_TO BE DONE_
1. Using the Rip-tar benchmark page, decide whether each statement agrees with it. Answer yes or no for each, and quote the deciding words. (a) The included sample data represents a nominal Raptor-class FFSC startup. (b) The kernel is described as a probabilistic startup sequencing engine. (c) The timestamp of the last run is given directly on the page.
2. Write the next part of the Rip-tar benchmark page, continuing from its last sentence.

_EXCERPTED PASSAGE_
• • •

Skip to content

Zierax/Riptar

Repository files navigation

Rip-tar Logic Kernel — Benchmark Suite

Version 1.0 · Truthimatics Engine v2.0
Last run: see report_summary.json for timestamp


Quick Start — Try the Engine Now

# From the benchmarks/ directory:
gcc -std=c99 -O2 -Wall -Wextra -o public_test public_test.c riptar_kernel_obfuscated.c -lm
./public_test -f sample_input.csv

This compiles the public test harness and runs it against the included sample data (a nominal Raptor-class FFSC startup). The output shows the kernel's verdict at each tick. See GUIDE.md for detailed usage.


Overview

This benchmark suite evaluates the Rip-tar Logic Kernel across a diverse set of operational scenarios designed to stress-test its decision-making under realistic and adversarial conditions. The kernel is a deterministic startup sequencing engine built on the Truthimatics framework — a multi-gate evidence accumulation system.

• • •

_EXTRACTED RECORDS_

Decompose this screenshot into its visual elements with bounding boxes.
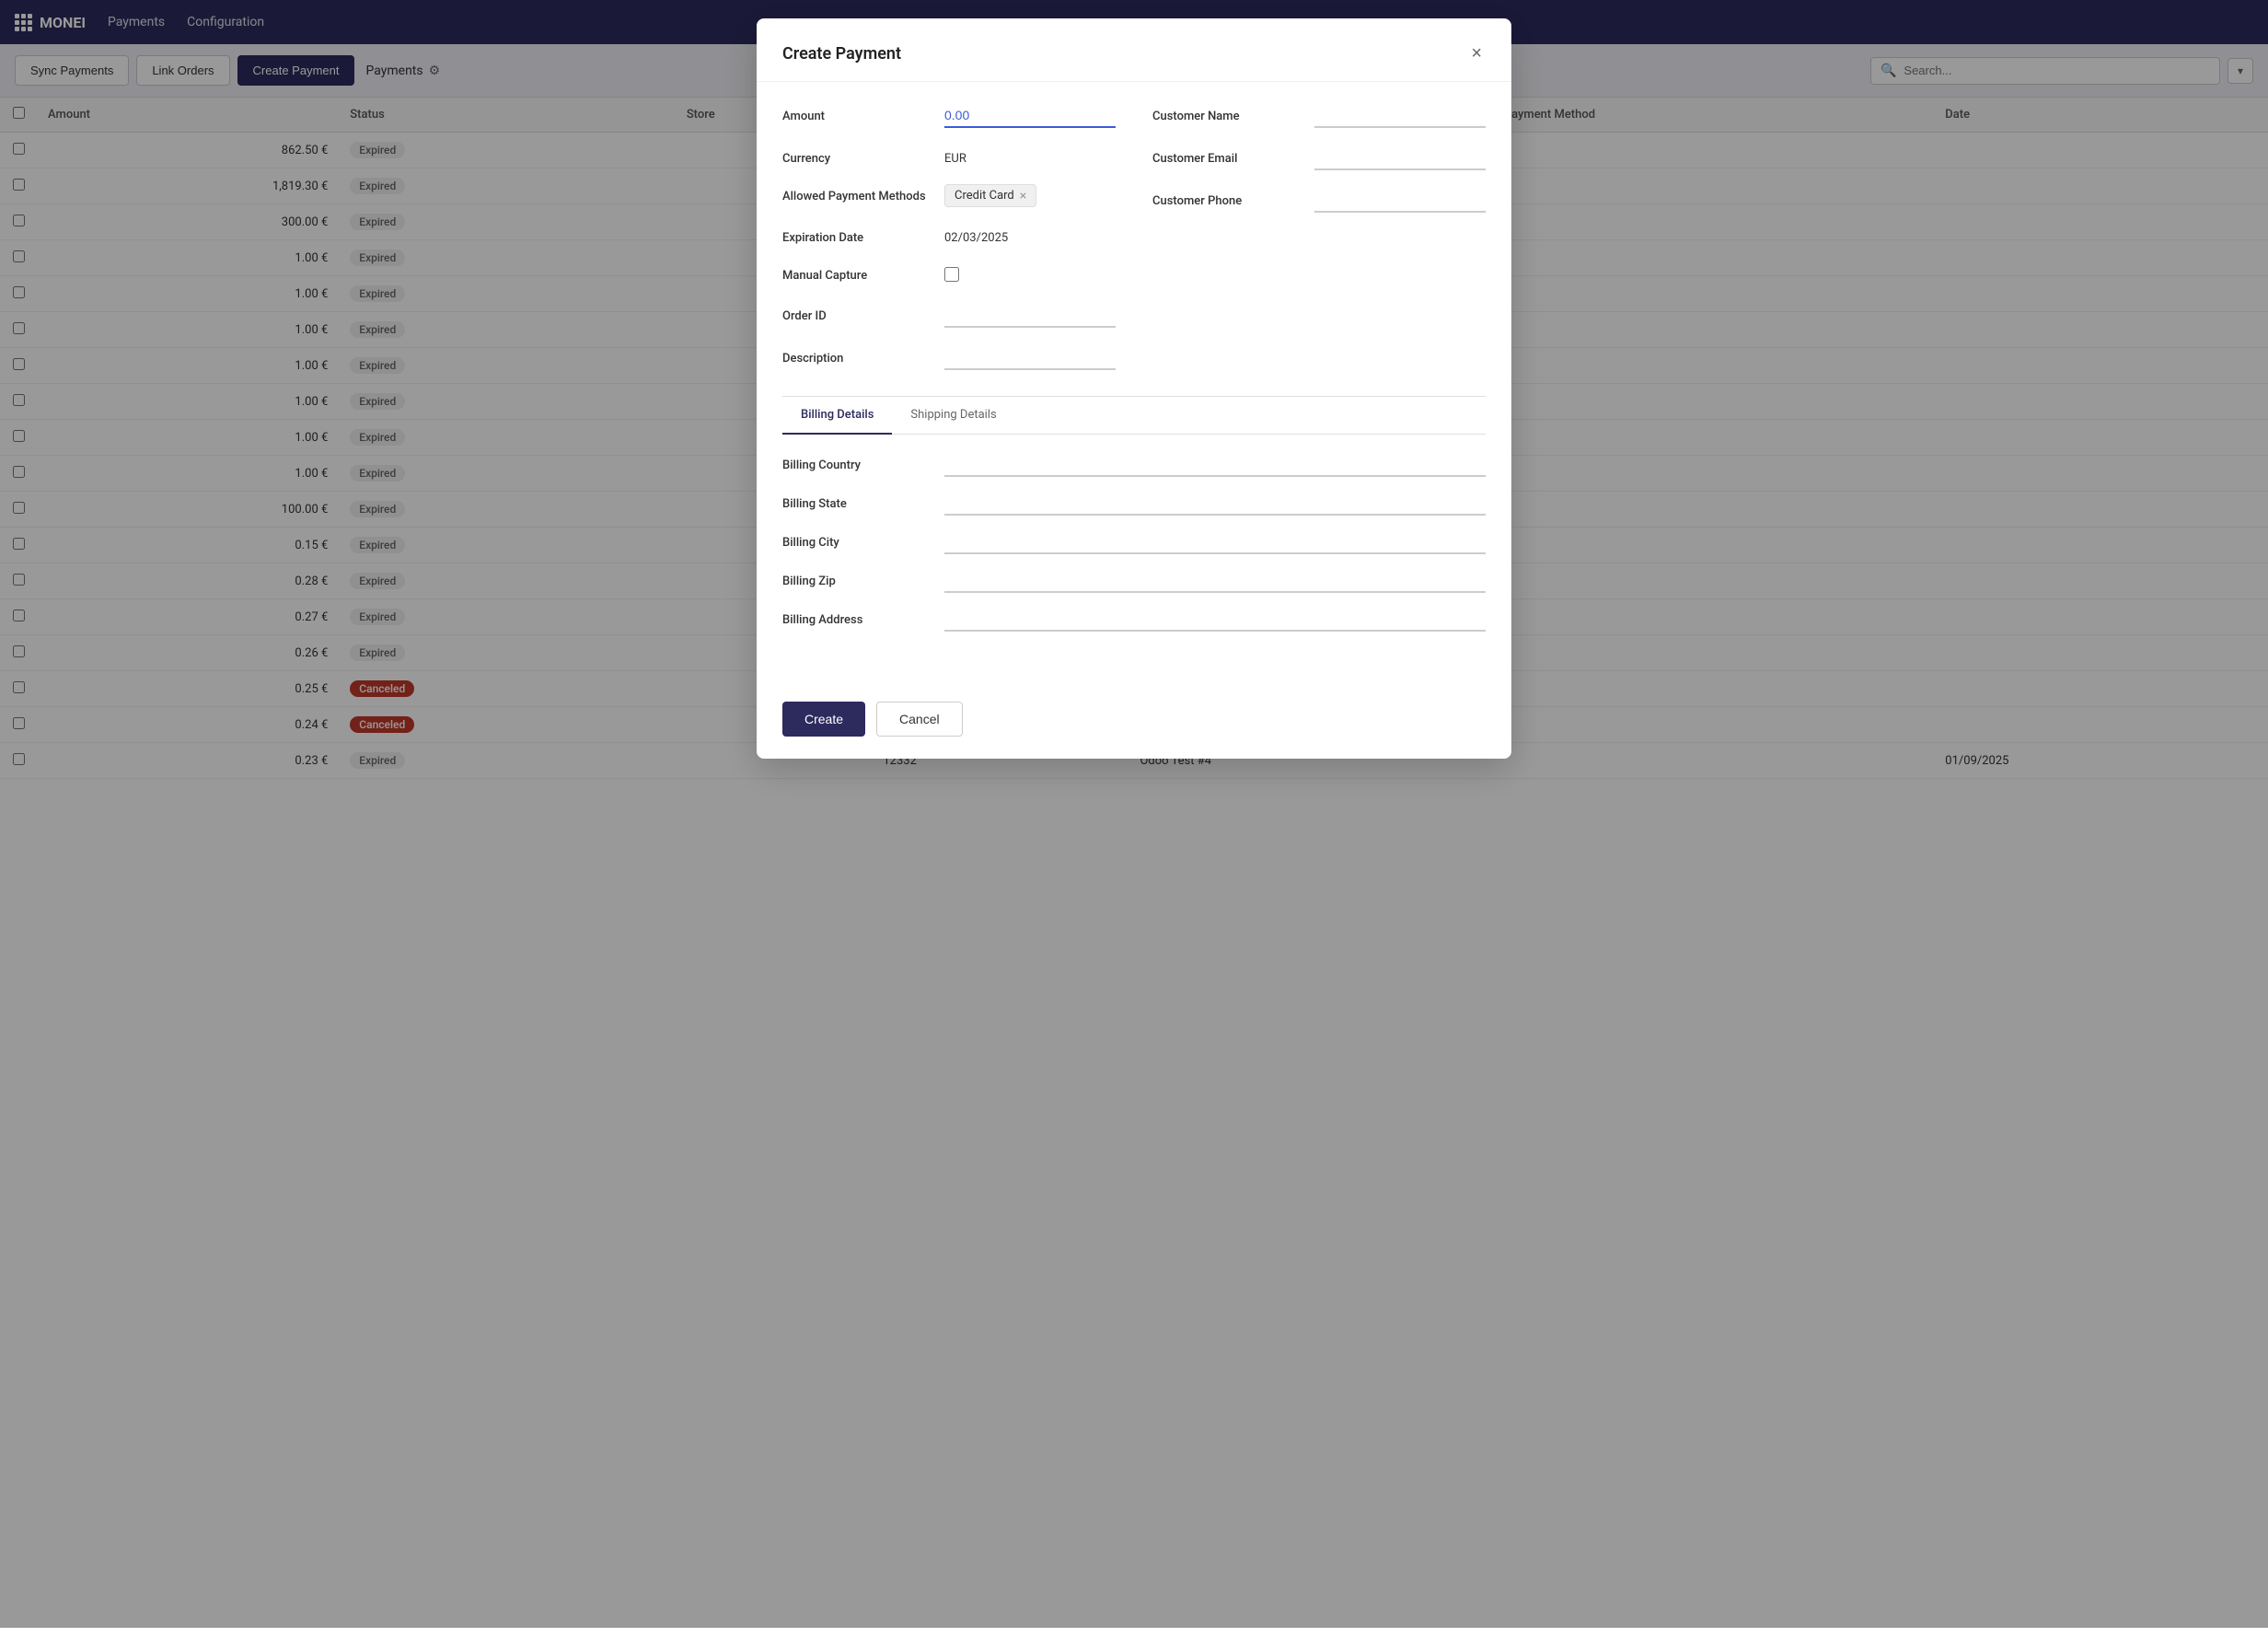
form-grid: Amount Currency EUR Allowed Payment Meth… [782,104,1486,389]
billing-zip-input[interactable] [944,569,1486,593]
billing-state-label: Billing State [782,497,930,511]
currency-label: Currency [782,146,930,166]
customer-phone-row: Customer Phone [1152,189,1486,213]
billing-country-row: Billing Country [782,453,1486,477]
form-left-column: Amount Currency EUR Allowed Payment Meth… [782,104,1116,389]
customer-email-row: Customer Email [1152,146,1486,170]
credit-card-tag-label: Credit Card [955,189,1014,203]
manual-capture-checkbox[interactable] [944,267,959,282]
order-id-input[interactable] [944,304,1116,328]
modal-close-button[interactable]: × [1467,41,1486,66]
manual-capture-label: Manual Capture [782,263,930,283]
amount-input[interactable] [944,104,1116,128]
tabs-header: Billing Details Shipping Details [782,397,1486,435]
payment-methods-label: Allowed Payment Methods [782,184,930,203]
billing-zip-label: Billing Zip [782,575,930,588]
modal-overlay: Create Payment × Amount Currency EUR [0,0,2268,1628]
billing-address-label: Billing Address [782,613,930,627]
create-payment-modal: Create Payment × Amount Currency EUR [757,18,1511,759]
description-label: Description [782,346,930,366]
expiration-date-row: Expiration Date 02/03/2025 [782,226,1116,245]
billing-state-row: Billing State [782,492,1486,516]
currency-row: Currency EUR [782,146,1116,166]
order-id-label: Order ID [782,304,930,323]
expiration-date-value: 02/03/2025 [944,226,1008,245]
billing-address-row: Billing Address [782,608,1486,632]
credit-card-tag: Credit Card × [944,184,1036,207]
payment-methods-row: Allowed Payment Methods Credit Card × [782,184,1116,207]
manual-capture-checkbox-wrapper [944,263,959,285]
amount-label: Amount [782,104,930,123]
customer-email-label: Customer Email [1152,146,1300,166]
order-id-row: Order ID [782,304,1116,328]
modal-body: Amount Currency EUR Allowed Payment Meth… [757,82,1511,687]
modal-header: Create Payment × [757,18,1511,82]
billing-country-input[interactable] [944,453,1486,477]
description-input[interactable] [944,346,1116,370]
tabs-section: Billing Details Shipping Details Billing… [782,396,1486,665]
expiration-date-label: Expiration Date [782,226,930,245]
billing-country-label: Billing Country [782,459,930,472]
billing-tab-body: Billing Country Billing State Billing Ci… [782,435,1486,665]
billing-city-row: Billing City [782,530,1486,554]
customer-phone-input[interactable] [1314,189,1486,213]
form-right-column: Customer Name Customer Email Customer Ph… [1152,104,1486,389]
tab-shipping-details[interactable]: Shipping Details [892,397,1014,435]
customer-name-input[interactable] [1314,104,1486,128]
billing-city-label: Billing City [782,536,930,550]
customer-email-input[interactable] [1314,146,1486,170]
remove-credit-card-button[interactable]: × [1020,190,1026,203]
billing-address-input[interactable] [944,608,1486,632]
billing-city-input[interactable] [944,530,1486,554]
billing-state-input[interactable] [944,492,1486,516]
customer-phone-label: Customer Phone [1152,189,1300,208]
manual-capture-row: Manual Capture [782,263,1116,285]
modal-footer: Create Cancel [757,687,1511,759]
tab-billing-details[interactable]: Billing Details [782,397,892,435]
currency-value: EUR [944,146,966,166]
customer-name-label: Customer Name [1152,104,1300,123]
description-row: Description [782,346,1116,370]
create-button[interactable]: Create [782,702,865,737]
modal-title: Create Payment [782,44,901,64]
cancel-button[interactable]: Cancel [876,702,963,737]
billing-zip-row: Billing Zip [782,569,1486,593]
payment-methods-tags: Credit Card × [944,184,1036,207]
amount-row: Amount [782,104,1116,128]
customer-name-row: Customer Name [1152,104,1486,128]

• • •

_TASK-BY-TASK RESULTS_
1.
(a) Yes: "a nominal Raptor-class FFSC startup"
(b) No: "The kernel is a deterministic startup sequencing engine"
(c) No: "Last run: see report_summary.json for timestamp"

2.
The suite measures:

  • Startup completion rate — percentage of runs that successfully complete the full startup sequence
  • Truthimatics Confidence Index (TCI) — the kernel's confidence in its own verdicts (0–1 scale)
  • Determinism Score (D) — the degree of determinism in the evidence (0–1 scale)
  • Execution time — both simulated tick count and real wall-clock time
  • Execution stability — variance across multiple runs of the same scenario

No proprietary logic, internal algorithms, or source code is exposed in this report. All measurements are aggregated statistical outputs from the public kernel API.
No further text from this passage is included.